__Document excerpt__:
%%

‘Personal Possession’ of Heroin, Ice and Cocaine Will be Decriminalised in the ACT

It will become the first Australian state or territory to do so.
A brick of cocaine
Photo by Bodo Marks / picture alliance via Getty Images

People caught with small amounts of illicit drugs, like ice, heroin, cocaine and speed, will soon be spared criminal charges in the ACT, after the territory government became the first in Australia to agree to decriminalising “personal possession”. 

The government decision arrives in the wake of a Legislative Assembly inquiry into a proposed law tabled by Labor backbencher Michael Pettersson last year, who was also responsible for a similar bill that legalised the personal use of cannabis across the territory back in 2019.


Under the new proposed law, personal drug use wouldn’t be fully legalised. Instead, those caught with small amounts—or, “personal possession” quantities (averaging about 2 grams)—of the substances covered by the new law would be fined, not arrested.

In its current form, the proposed law would see those in possession of MDMA, cannabis, cocaine, heroin, lysergic acid, methadone, LSD, ice, and psilocybin escape criminal charges. However, early talks would indicate that the list could be subject to change. 

Rachel Stephen-Smith, the ACT’s health minister, said on Wednesday that the proposed law shows the territory is leading the nation, with yet another “progressive, health-focused reform”. 

“We know from research and evidence around the world that criminalising drug users does not reduce drug use, and that treating drug addiction as a health issue improves outcomes for everyone in the community,” Stephen-Smith said.

%%

__Questions to answer__:
A. Decide whether each statement below agrees with the article on drug possession in the ACT, answering yes or no and quoting the words of the article that settle it. (i) The proposed law would fully legalize personal drug use. (ii) Michael Pettersson was behind an earlier bill that legalized personal cannabis use in the territory in 2019. (iii) "Personal possession" quantities average about 5 grams.
B. Answer these questions using the article on drug possession in the ACT.
(i) Which body held the inquiry into the proposed law?
(ii) Under the proposed law, what would happen to people caught with small amounts instead of arrest?
(iii) Who is the ACT's health minister?
C. Carry the article on drug possession in the ACT forward from its last sentence.

(Document layout detection data)

%%

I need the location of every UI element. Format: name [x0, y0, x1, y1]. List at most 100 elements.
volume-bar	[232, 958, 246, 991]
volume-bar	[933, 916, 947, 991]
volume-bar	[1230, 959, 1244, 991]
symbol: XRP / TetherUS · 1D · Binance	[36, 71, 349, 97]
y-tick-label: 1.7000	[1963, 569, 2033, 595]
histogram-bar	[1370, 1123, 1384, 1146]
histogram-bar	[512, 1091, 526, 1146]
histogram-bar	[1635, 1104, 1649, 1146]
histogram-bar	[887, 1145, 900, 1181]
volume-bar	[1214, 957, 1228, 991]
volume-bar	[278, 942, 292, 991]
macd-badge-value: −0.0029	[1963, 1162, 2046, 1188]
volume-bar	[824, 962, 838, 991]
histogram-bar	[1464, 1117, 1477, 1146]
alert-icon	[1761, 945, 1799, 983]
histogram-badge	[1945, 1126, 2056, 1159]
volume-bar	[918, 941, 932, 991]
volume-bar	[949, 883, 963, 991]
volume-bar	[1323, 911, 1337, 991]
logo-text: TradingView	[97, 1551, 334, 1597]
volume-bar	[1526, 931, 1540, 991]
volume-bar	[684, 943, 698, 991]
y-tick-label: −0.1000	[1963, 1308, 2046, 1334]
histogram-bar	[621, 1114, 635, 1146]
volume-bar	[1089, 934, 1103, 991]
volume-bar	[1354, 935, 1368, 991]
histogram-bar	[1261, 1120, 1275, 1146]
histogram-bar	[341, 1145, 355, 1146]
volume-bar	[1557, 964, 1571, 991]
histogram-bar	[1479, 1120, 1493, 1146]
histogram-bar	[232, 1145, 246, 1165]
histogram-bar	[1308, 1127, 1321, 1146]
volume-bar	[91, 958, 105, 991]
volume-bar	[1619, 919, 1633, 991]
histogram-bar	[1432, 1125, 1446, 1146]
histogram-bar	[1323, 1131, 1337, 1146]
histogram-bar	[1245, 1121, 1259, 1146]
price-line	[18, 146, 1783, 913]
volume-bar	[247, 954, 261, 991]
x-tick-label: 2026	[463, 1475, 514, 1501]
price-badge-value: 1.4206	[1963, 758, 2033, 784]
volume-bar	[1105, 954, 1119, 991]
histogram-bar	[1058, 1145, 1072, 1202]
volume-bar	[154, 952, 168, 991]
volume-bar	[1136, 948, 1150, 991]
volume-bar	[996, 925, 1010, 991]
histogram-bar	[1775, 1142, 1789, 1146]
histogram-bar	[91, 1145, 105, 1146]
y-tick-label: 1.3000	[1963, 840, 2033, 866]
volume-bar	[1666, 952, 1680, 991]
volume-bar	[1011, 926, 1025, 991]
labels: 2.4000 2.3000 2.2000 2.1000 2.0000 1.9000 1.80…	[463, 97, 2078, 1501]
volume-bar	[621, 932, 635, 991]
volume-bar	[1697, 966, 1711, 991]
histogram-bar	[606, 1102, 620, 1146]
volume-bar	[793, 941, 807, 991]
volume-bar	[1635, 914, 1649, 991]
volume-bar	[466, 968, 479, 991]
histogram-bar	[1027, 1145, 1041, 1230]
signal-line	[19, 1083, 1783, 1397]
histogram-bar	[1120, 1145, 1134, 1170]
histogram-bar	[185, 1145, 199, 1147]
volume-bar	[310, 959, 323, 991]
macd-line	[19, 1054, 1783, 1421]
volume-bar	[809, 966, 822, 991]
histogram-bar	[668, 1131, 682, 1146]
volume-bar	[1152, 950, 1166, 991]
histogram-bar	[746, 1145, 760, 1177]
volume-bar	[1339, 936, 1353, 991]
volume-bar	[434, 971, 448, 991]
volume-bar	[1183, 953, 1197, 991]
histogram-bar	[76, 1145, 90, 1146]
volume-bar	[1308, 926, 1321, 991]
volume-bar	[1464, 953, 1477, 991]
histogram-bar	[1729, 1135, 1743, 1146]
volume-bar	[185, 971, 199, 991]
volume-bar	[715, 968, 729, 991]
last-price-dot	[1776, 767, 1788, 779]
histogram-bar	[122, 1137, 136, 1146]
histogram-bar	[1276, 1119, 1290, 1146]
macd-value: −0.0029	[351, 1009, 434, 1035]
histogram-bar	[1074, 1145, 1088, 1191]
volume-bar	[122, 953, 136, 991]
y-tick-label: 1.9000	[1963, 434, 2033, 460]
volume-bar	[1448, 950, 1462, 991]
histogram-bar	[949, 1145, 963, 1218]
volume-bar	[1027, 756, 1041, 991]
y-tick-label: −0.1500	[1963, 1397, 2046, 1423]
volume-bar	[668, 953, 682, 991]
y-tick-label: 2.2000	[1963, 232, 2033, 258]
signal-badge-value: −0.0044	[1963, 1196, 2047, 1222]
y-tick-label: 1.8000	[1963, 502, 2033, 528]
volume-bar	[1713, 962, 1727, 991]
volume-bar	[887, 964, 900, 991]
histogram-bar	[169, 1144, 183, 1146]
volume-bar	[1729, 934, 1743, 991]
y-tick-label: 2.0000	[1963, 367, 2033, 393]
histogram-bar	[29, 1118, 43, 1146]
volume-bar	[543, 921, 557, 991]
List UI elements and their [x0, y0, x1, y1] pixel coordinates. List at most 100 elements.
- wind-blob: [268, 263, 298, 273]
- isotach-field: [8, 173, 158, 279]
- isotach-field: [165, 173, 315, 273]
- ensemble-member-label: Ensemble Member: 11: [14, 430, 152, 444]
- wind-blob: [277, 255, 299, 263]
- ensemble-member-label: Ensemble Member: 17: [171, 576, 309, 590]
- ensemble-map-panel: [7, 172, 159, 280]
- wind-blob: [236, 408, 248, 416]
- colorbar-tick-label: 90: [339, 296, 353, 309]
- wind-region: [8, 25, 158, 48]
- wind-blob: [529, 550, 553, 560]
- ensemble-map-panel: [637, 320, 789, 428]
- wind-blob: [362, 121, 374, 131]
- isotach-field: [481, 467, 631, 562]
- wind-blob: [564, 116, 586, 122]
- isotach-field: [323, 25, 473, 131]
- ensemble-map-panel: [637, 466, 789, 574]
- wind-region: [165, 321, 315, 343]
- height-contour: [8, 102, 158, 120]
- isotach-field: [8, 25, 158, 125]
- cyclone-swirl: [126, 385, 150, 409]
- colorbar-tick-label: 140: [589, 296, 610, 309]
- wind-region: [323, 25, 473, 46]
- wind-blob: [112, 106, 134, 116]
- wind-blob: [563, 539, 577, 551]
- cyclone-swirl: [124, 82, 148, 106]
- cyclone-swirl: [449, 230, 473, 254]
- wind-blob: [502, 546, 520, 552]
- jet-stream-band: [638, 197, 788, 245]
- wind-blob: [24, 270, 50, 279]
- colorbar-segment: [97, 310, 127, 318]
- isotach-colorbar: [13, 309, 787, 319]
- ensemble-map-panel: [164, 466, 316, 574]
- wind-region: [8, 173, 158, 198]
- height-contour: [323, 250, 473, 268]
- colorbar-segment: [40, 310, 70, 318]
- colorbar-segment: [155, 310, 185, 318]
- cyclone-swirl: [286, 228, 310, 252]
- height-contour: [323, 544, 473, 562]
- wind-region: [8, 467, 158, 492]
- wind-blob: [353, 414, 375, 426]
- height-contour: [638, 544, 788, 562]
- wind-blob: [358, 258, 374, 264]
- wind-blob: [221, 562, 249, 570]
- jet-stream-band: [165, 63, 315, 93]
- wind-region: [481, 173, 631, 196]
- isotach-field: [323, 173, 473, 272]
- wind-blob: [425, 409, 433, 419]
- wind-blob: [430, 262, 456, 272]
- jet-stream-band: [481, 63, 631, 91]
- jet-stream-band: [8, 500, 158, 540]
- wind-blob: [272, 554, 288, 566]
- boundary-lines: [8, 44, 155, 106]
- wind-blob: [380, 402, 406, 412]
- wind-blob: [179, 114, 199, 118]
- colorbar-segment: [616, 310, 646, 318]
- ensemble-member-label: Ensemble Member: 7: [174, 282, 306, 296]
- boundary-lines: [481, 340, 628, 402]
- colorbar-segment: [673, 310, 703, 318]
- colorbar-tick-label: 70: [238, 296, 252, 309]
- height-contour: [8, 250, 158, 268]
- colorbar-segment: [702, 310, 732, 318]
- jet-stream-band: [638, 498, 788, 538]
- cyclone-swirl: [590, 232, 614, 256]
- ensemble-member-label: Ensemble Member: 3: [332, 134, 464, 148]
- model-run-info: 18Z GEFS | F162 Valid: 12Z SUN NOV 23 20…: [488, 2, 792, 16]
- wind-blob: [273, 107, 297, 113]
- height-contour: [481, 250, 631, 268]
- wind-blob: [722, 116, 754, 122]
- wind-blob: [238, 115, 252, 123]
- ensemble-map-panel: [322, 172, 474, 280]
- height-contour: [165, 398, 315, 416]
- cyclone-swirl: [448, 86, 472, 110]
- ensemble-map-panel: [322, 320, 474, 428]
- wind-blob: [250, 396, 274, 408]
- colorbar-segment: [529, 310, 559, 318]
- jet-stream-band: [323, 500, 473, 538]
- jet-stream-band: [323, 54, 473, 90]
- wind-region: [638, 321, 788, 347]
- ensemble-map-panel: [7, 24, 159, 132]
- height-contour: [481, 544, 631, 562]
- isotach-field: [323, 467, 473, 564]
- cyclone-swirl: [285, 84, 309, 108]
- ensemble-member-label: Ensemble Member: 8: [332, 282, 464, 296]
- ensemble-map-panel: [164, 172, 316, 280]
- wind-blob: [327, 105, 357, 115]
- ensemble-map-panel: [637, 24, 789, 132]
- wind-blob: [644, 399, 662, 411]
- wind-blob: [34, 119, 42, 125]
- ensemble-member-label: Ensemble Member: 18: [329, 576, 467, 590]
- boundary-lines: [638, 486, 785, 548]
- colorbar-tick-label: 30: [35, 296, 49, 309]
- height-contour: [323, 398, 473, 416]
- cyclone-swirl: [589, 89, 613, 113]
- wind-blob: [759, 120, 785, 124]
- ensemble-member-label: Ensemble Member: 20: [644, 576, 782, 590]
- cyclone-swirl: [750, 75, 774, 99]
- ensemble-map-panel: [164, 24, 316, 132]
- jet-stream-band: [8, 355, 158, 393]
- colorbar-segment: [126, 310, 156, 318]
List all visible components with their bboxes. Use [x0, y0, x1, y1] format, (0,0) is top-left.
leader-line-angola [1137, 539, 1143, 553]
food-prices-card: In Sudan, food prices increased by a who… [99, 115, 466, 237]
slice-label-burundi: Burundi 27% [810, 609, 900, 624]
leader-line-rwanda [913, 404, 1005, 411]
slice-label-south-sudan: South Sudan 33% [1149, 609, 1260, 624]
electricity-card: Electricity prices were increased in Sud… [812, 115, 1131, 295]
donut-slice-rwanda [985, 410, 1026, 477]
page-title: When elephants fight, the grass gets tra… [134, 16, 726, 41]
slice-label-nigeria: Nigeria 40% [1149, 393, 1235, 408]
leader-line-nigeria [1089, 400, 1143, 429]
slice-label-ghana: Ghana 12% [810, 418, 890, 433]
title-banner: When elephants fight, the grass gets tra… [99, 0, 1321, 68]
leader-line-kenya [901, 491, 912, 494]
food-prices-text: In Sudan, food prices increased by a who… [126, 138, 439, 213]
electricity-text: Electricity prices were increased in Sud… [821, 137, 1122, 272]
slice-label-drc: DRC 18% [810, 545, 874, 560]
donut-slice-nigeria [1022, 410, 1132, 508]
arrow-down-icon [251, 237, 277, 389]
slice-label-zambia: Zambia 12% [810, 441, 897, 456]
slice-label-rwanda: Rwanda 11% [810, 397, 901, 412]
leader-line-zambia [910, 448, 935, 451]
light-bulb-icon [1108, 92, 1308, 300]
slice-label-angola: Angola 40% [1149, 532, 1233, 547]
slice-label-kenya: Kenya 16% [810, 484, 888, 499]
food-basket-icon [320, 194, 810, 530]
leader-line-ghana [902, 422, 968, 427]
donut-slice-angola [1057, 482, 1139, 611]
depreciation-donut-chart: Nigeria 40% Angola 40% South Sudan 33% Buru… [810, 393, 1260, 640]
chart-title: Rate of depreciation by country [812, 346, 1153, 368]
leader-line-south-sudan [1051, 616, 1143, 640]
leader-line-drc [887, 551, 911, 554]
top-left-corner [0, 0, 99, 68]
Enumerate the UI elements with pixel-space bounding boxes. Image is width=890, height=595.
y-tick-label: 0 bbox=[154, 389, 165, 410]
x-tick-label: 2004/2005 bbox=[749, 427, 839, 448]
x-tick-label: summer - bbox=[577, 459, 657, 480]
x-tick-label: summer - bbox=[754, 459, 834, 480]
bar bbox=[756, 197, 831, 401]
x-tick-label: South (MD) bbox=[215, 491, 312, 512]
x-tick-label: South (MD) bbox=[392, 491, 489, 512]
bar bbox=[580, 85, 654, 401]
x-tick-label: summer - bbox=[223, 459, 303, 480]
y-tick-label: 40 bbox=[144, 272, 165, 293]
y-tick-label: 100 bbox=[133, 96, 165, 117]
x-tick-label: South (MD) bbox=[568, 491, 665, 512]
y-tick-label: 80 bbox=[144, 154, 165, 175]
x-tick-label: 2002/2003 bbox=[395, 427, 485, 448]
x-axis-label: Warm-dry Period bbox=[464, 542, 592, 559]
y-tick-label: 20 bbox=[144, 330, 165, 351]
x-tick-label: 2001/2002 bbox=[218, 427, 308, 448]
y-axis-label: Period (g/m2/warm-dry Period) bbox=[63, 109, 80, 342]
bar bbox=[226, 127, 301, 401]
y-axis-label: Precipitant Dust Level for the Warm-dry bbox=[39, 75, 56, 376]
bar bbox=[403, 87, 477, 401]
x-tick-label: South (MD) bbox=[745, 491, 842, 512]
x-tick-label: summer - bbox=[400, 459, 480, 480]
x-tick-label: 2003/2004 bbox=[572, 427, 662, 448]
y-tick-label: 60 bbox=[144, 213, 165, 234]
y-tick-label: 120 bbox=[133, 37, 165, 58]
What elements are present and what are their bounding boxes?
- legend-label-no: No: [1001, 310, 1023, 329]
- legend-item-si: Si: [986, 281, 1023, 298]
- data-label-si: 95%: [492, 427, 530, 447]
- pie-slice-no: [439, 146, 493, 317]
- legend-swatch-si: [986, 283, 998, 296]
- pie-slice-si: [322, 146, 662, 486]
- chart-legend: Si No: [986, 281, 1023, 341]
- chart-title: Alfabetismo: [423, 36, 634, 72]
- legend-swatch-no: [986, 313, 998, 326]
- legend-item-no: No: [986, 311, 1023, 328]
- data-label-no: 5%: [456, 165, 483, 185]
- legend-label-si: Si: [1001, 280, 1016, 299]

%%

__Task-by-task answers__:
A.
(i) No: "Under the new proposed law, personal drug use wouldn’t be fully legalised."
(ii) Yes: "who was also responsible for a similar bill that legalised the personal use of cannabis across the territory back in 2019"
(iii) No: "(averaging about 2 grams)"

B.
(i) The Legislative Assembly.
(ii) They would be fined.
(iii) Rachel Stephen-Smith.

C.
“This legislation is part of our broader suite of policies developed in partnership with experts, people with lived experience and our alcohol and other drug sector to support those most in need to get the help and services they need when they need them.”

According to a 2021 survey, Canberra residents said they “overwhelmingly” supported decriminalising drugs, with only one in 10 saying they supported imprisonment for drug possession offences. As it stands, the number of Canberrans who face drug charges averages only 10 every year. 


Stephen-Smith said it’s not “a huge number”, but getting that number to zero would take immense pressure off the justice system, allowing the territory to prioritise reducing the risks of harm faced by the territory’s drug users, and make room for police to target Canberra’s drug trade at the distribution level.

The government’s agreement didn’t come without opposition, though. In a bid to win opponents over, ACT Greens member Jonathan Davis said he once held “very conservative views” on the issue, but was able to turn them around, and urged the territory’s Liberal Party members to do the same.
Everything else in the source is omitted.